**Instructions for the task:** Reproduce all the records below, substituting "tick-icon" for every occurrence of "check-icon" and keeping everything else the same. Omit the pictures from your answer.

**Given data:**
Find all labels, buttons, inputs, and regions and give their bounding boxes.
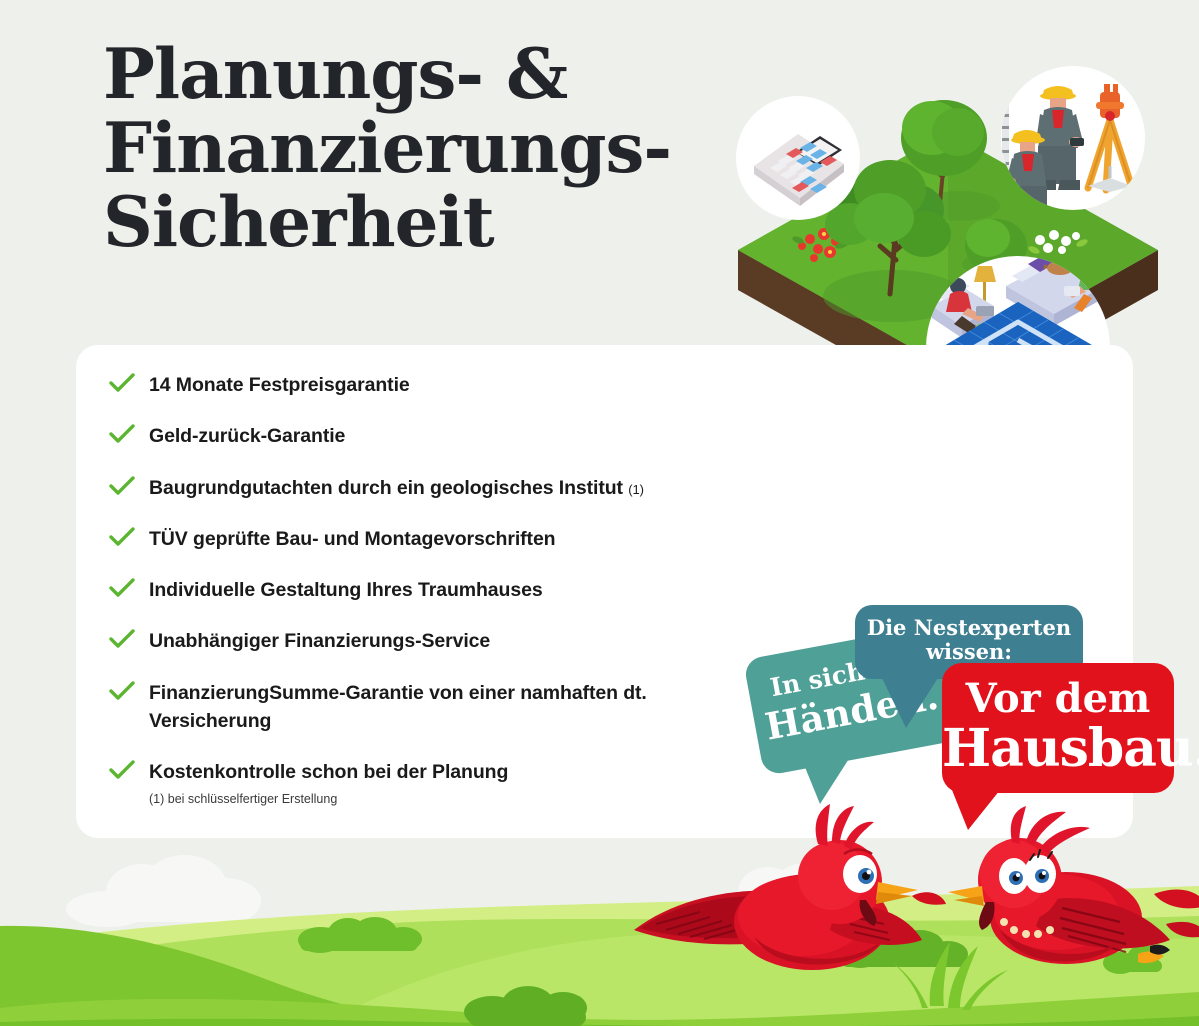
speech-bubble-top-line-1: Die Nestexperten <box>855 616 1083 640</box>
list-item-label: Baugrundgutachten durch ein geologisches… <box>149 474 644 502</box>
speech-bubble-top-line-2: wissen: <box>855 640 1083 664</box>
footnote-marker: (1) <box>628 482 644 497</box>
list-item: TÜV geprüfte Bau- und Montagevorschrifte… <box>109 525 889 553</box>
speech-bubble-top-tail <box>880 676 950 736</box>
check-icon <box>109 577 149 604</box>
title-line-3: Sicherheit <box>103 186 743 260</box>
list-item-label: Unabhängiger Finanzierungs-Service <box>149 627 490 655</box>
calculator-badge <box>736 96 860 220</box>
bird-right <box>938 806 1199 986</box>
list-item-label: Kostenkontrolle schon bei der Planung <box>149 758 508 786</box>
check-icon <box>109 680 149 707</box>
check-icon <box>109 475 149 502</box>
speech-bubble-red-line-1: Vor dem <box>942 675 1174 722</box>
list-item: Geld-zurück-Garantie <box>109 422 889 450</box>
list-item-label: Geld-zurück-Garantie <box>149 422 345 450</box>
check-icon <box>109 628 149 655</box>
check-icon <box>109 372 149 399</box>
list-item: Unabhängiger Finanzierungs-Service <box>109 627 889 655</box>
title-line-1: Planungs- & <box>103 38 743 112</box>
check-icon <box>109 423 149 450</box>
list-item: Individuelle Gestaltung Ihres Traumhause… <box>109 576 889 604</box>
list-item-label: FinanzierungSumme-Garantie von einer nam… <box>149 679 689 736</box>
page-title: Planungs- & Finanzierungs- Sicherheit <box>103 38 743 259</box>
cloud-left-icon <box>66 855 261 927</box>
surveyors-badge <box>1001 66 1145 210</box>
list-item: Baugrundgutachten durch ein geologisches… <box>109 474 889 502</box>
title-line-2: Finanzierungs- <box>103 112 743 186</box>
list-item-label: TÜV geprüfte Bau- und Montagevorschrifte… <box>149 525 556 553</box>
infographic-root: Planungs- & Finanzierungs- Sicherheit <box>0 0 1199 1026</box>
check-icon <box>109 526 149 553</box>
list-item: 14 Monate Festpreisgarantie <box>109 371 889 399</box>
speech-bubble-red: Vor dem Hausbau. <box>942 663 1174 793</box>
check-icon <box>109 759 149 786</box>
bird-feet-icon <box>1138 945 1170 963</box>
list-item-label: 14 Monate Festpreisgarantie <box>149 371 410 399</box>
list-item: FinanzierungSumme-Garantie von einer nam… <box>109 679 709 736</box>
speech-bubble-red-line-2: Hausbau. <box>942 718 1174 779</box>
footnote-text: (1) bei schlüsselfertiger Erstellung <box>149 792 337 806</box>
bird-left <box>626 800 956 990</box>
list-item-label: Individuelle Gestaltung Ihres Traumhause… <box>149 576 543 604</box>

**Problem solution:**
Find all labels, buttons, inputs, and regions and give their bounding boxes.
speech-bubble-top-line-1: Die Nestexperten <box>855 616 1083 640</box>
list-item-label: Baugrundgutachten durch ein geologisches… <box>149 474 644 502</box>
speech-bubble-top-line-2: wissen: <box>855 640 1083 664</box>
footnote-marker: (1) <box>628 482 644 497</box>
list-item: TÜV geprüfte Bau- und Montagevorschrifte… <box>109 525 889 553</box>
speech-bubble-top-tail <box>880 676 950 736</box>
tick-icon <box>109 577 149 604</box>
title-line-3: Sicherheit <box>103 186 743 260</box>
list-item-label: Unabhängiger Finanzierungs-Service <box>149 627 490 655</box>
calculator-badge <box>736 96 860 220</box>
bird-right <box>938 806 1199 986</box>
list-item-label: Kostenkontrolle schon bei der Planung <box>149 758 508 786</box>
tick-icon <box>109 680 149 707</box>
tick-icon <box>109 475 149 502</box>
speech-bubble-red-line-1: Vor dem <box>942 675 1174 722</box>
list-item: Geld-zurück-Garantie <box>109 422 889 450</box>
list-item-label: Geld-zurück-Garantie <box>149 422 345 450</box>
tick-icon <box>109 628 149 655</box>
tick-icon <box>109 372 149 399</box>
list-item: Unabhängiger Finanzierungs-Service <box>109 627 889 655</box>
title-line-1: Planungs- & <box>103 38 743 112</box>
tick-icon <box>109 423 149 450</box>
list-item: Individuelle Gestaltung Ihres Traumhause… <box>109 576 889 604</box>
list-item-label: FinanzierungSumme-Garantie von einer nam… <box>149 679 689 736</box>
page-title: Planungs- & Finanzierungs- Sicherheit <box>103 38 743 259</box>
cloud-left-icon <box>66 855 261 927</box>
surveyors-badge <box>1001 66 1145 210</box>
list-item: Baugrundgutachten durch ein geologisches… <box>109 474 889 502</box>
title-line-2: Finanzierungs- <box>103 112 743 186</box>
list-item-label: TÜV geprüfte Bau- und Montagevorschrifte… <box>149 525 556 553</box>
infographic-root: Planungs- & Finanzierungs- Sicherheit <box>0 0 1199 1026</box>
tick-icon <box>109 526 149 553</box>
list-item: 14 Monate Festpreisgarantie <box>109 371 889 399</box>
speech-bubble-red: Vor dem Hausbau. <box>942 663 1174 793</box>
tick-icon <box>109 759 149 786</box>
bird-feet-icon <box>1138 945 1170 963</box>
list-item-label: 14 Monate Festpreisgarantie <box>149 371 410 399</box>
list-item: FinanzierungSumme-Garantie von einer nam… <box>109 679 709 736</box>
speech-bubble-red-line-2: Hausbau. <box>942 718 1174 779</box>
footnote-text: (1) bei schlüsselfertiger Erstellung <box>149 792 337 806</box>
bird-left <box>626 800 956 990</box>
list-item-label: Individuelle Gestaltung Ihres Traumhause… <box>149 576 543 604</box>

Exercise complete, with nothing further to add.